Task goal: Select every line containing the word "JSON" from the material, and copy those lines.

Dataset records:

┄┄┄┄┄┄┄┄┄┄

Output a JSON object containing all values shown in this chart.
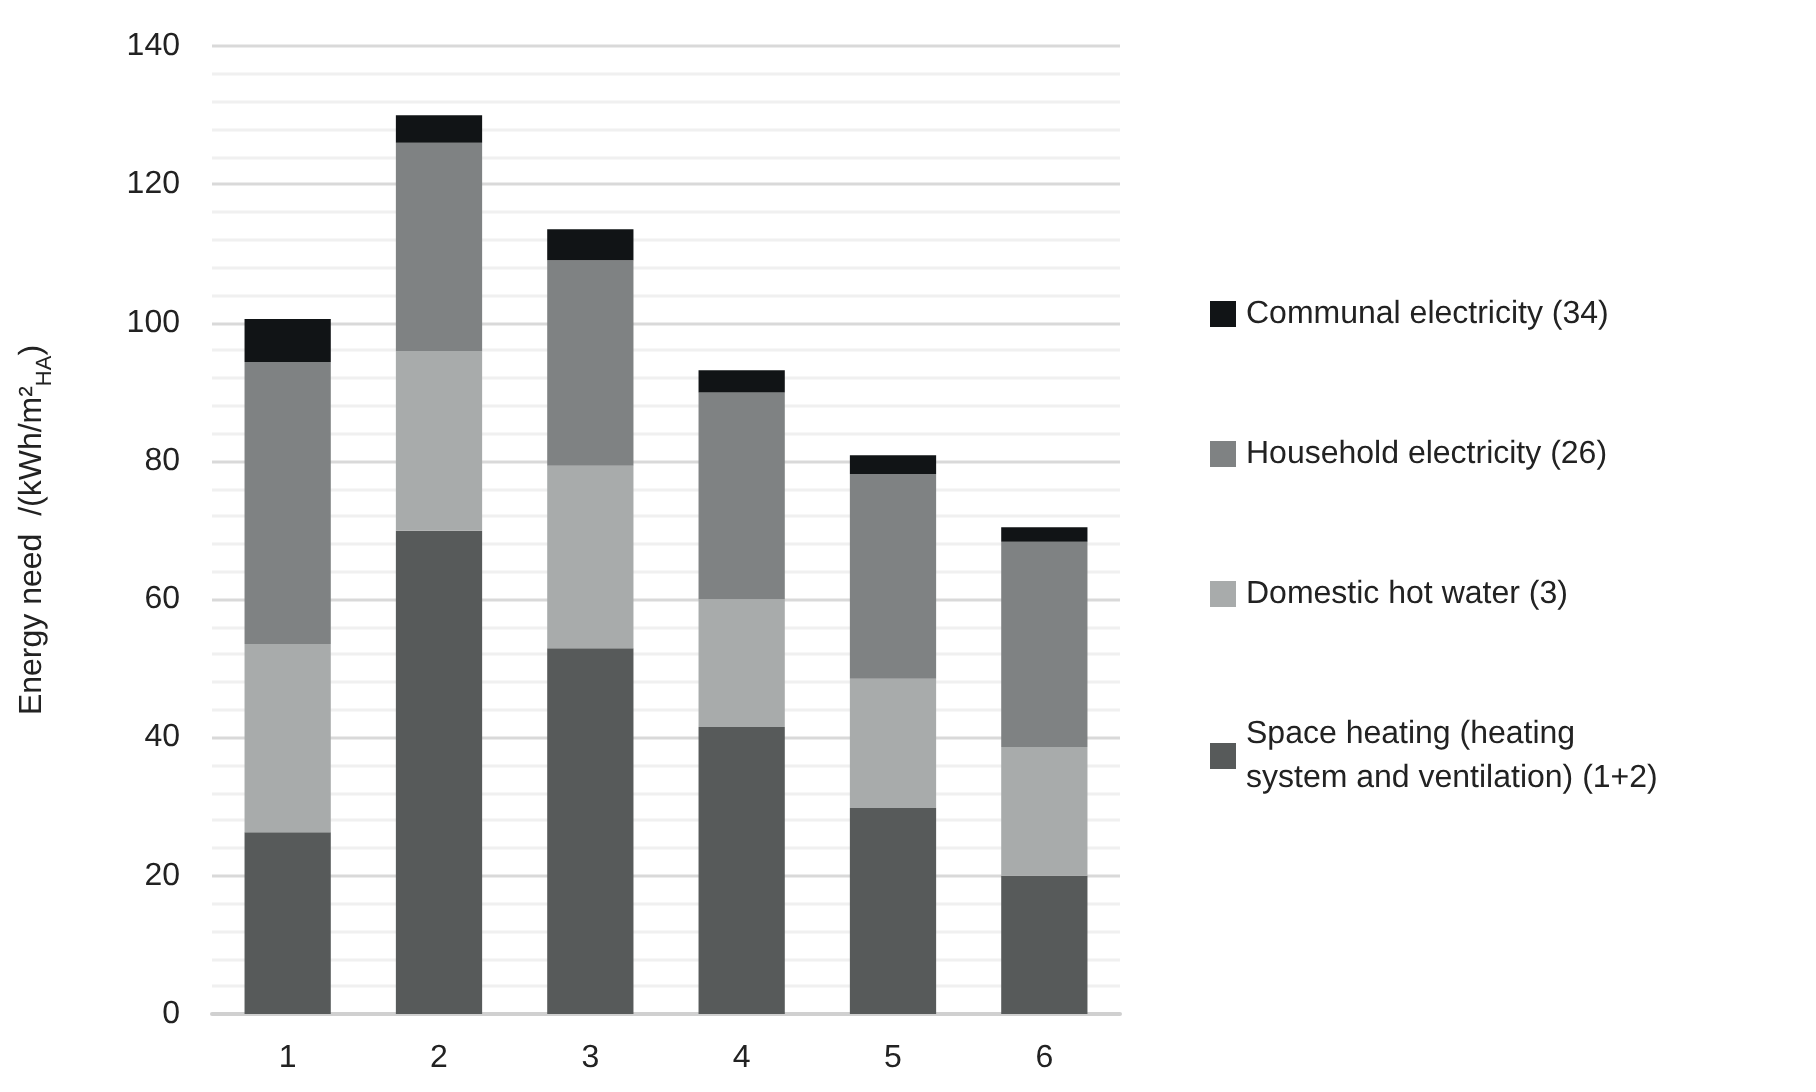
{
  "chart_data": {
    "type": "bar",
    "stacked": true,
    "ylabel": "Energy need  /(kWh/m²$_{HA}$)",
    "categories": [
      "1",
      "2",
      "3",
      "4",
      "5",
      "6"
    ],
    "series": [
      {
        "name": "Space heating (heating system and ventilation) (1+2)",
        "color": "#575a5a",
        "values": [
          26.3,
          69.9,
          52.9,
          41.5,
          29.8,
          20.0
        ]
      },
      {
        "name": "Domestic hot water (3)",
        "color": "#a8abab",
        "values": [
          27.2,
          26.0,
          26.4,
          18.5,
          18.7,
          18.6
        ]
      },
      {
        "name": "Household electricity (26)",
        "color": "#7f8283",
        "values": [
          40.8,
          30.1,
          29.7,
          29.9,
          29.6,
          29.7
        ]
      },
      {
        "name": "Communal electricity (34)",
        "color": "#111416",
        "values": [
          6.2,
          4.0,
          4.5,
          3.2,
          2.7,
          2.1
        ]
      }
    ],
    "ylim": [
      0,
      140
    ],
    "yticks": [
      0,
      {
        "value": 4,
        "label": null
      },
      {
        "value": 8,
        "label": null
      },
      {
        "value": 12,
        "label": null
      },
      {
        "value": 16,
        "label": null
      },
      20,
      {
        "value": 24,
        "label": null
      },
      {
        "value": 28,
        "label": null
      },
      {
        "value": 32,
        "label": null
      },
      {
        "value": 36,
        "label": null
      },
      40,
      {
        "value": 44,
        "label": null
      },
      {
        "value": 48,
        "label": null
      },
      {
        "value": 52,
        "label": null
      },
      {
        "value": 56,
        "label": null
      },
      60,
      {
        "value": 64,
        "label": null
      },
      {
        "value": 68,
        "label": null
      },
      {
        "value": 72,
        "label": null
      },
      {
        "value": 76,
        "label": null
      },
      80,
      {
        "value": 84,
        "label": null
      },
      {
        "value": 88,
        "label": null
      },
      {
        "value": 92,
        "label": null
      },
      {
        "value": 96,
        "label": null
      },
      100,
      {
        "value": 104,
        "label": null
      },
      {
        "value": 108,
        "label": null
      },
      {
        "value": 112,
        "label": null
      },
      {
        "value": 116,
        "label": null
      },
      120,
      {
        "value": 124,
        "label": null
      },
      {
        "value": 128,
        "label": null
      },
      {
        "value": 132,
        "label": null
      },
      {
        "value": 136,
        "label": null
      },
      140
    ],
    "grid": true,
    "legend": "right"
  }
}
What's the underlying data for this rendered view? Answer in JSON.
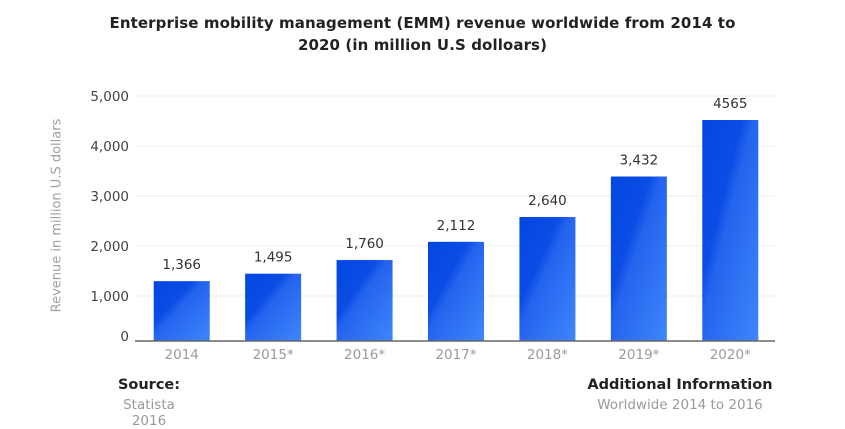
{
  "chart_data": {
    "type": "bar",
    "title": "Enterprise mobility management (EMM) revenue worldwide from 2014 to 2020 (in million U.S dolloars)",
    "title_lines": [
      "Enterprise mobility management (EMM) revenue worldwide from 2014 to",
      "2020 (in million U.S dolloars)"
    ],
    "xlabel": "",
    "ylabel": "Revenue in million U.S dollars",
    "categories": [
      "2014",
      "2015*",
      "2016*",
      "2017*",
      "2018*",
      "2019*",
      "2020*"
    ],
    "values": [
      1366,
      1495,
      1760,
      2112,
      2640,
      3432,
      4565
    ],
    "value_labels": [
      "1,366",
      "1,495",
      "1,760",
      "2,112",
      "2,640",
      "3,432",
      "4565"
    ],
    "ylim": [
      0,
      5000
    ],
    "yticks": [
      0,
      1000,
      2000,
      3000,
      4000,
      5000
    ],
    "ytick_labels": [
      "0",
      "1,000",
      "2,000",
      "3,000",
      "4,000",
      "5,000"
    ],
    "grid": true,
    "legend": "none",
    "bar_colors": {
      "top": "#0447e0",
      "bottom": "#3f86fb"
    }
  },
  "footer": {
    "source_heading": "Source:",
    "source_value": "Statista 2016",
    "info_heading": "Additional Information",
    "info_value": "Worldwide 2014 to 2016"
  }
}
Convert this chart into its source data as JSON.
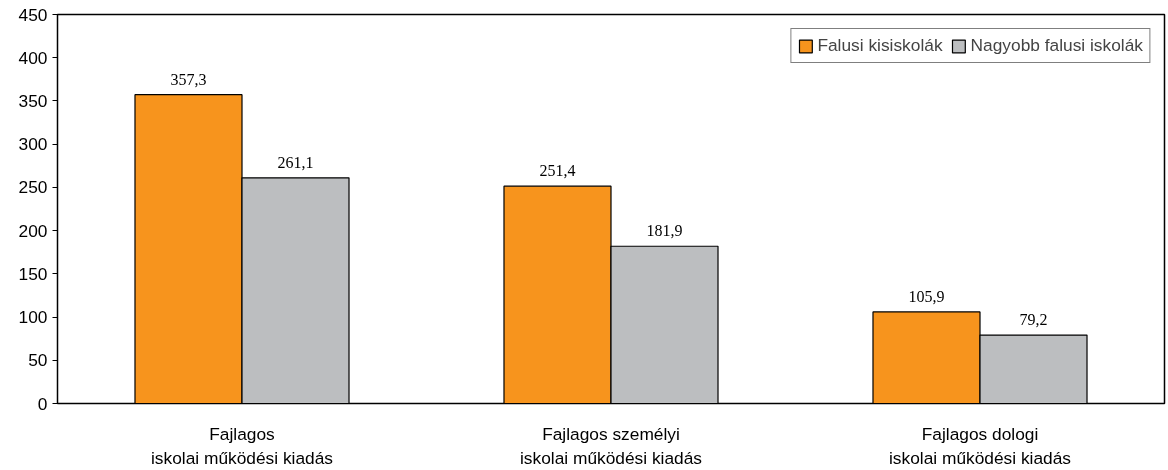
{
  "chart_data": {
    "type": "bar",
    "categories": [
      "Fajlagos\niskolai működési kiadás",
      "Fajlagos személyi\niskolai működési kiadás",
      "Fajlagos dologi\niskolai működési kiadás"
    ],
    "series": [
      {
        "name": "Falusi kisiskolák",
        "color": "#f7941d",
        "values": [
          357.3,
          251.4,
          105.9
        ],
        "value_labels": [
          "357,3",
          "251,4",
          "105,9"
        ]
      },
      {
        "name": "Nagyobb falusi iskolák",
        "color": "#bcbec0",
        "values": [
          261.1,
          181.9,
          79.2
        ],
        "value_labels": [
          "261,1",
          "181,9",
          "79,2"
        ]
      }
    ],
    "ylim": [
      0,
      450
    ],
    "yticks": [
      0,
      50,
      100,
      150,
      200,
      250,
      300,
      350,
      400,
      450
    ],
    "grid": false,
    "legend": "top right"
  }
}
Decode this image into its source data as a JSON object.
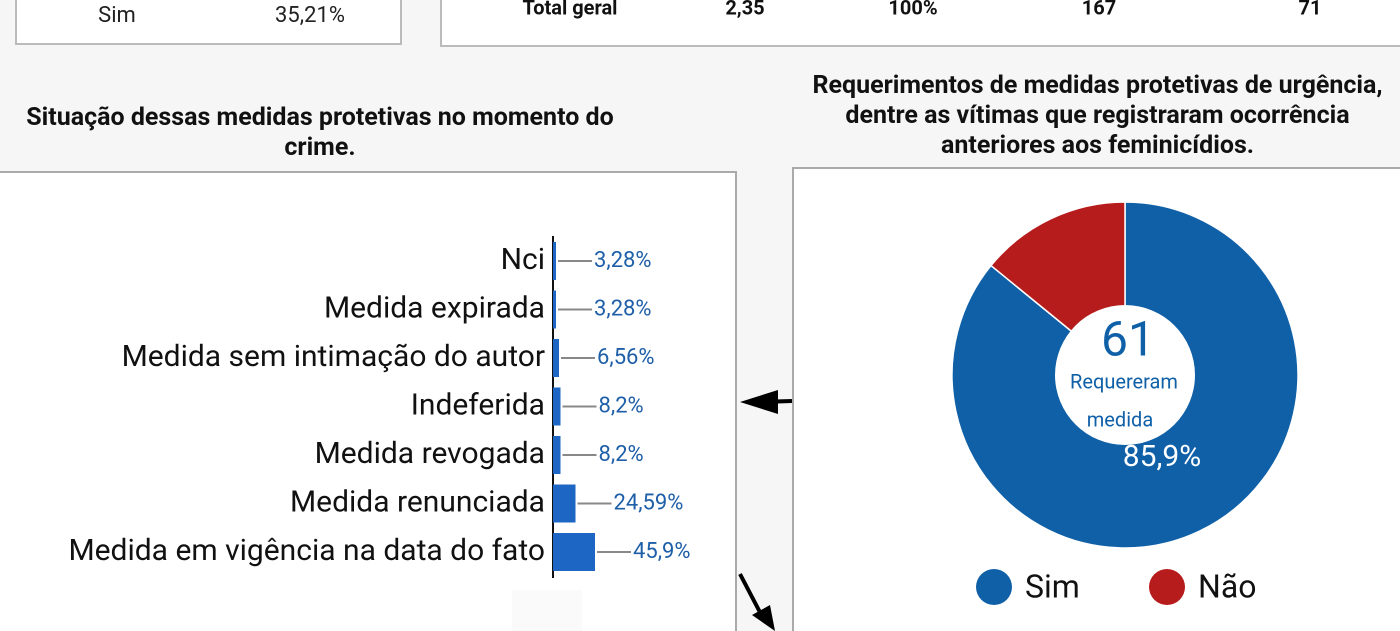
{
  "top_left": {
    "label": "Sim",
    "value": "35,21%"
  },
  "top_table": {
    "row": [
      "Total geral",
      "2,35",
      "100%",
      "167",
      "71"
    ]
  },
  "chart_data": [
    {
      "type": "bar",
      "orientation": "horizontal",
      "title": "Situação dessas medidas protetivas no momento do crime.",
      "categories": [
        "Nci",
        "Medida expirada",
        "Medida sem intimação do autor",
        "Indeferida",
        "Medida revogada",
        "Medida renunciada",
        "Medida em vigência na data do fato"
      ],
      "values": [
        3.28,
        3.28,
        6.56,
        8.2,
        8.2,
        24.59,
        45.9
      ],
      "value_labels": [
        "3,28%",
        "3,28%",
        "6,56%",
        "8,2%",
        "8,2%",
        "24,59%",
        "45,9%"
      ],
      "color": "#1e66c4"
    },
    {
      "type": "pie",
      "title": "Requerimentos de medidas protetivas de urgência, dentre as vítimas que registraram ocorrência anteriores aos feminicídios.",
      "categories": [
        "Sim",
        "Não"
      ],
      "values": [
        85.9,
        14.1
      ],
      "value_labels": [
        "85,9%",
        null
      ],
      "colors": [
        "#1060a8",
        "#b71c1c"
      ],
      "center_value": 61,
      "center_label_lines": [
        "Requereram",
        "medida"
      ],
      "legend": "bottom"
    }
  ]
}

┄┄┄┄┄┄┄┄┄┄

Reply:
Output a JSON object containing all values shown in this chart.
What's the underlying data for this rendered view? Answer in JSON.
Convert this chart into its source data as JSON.
Decode this image into its source data as a JSON object.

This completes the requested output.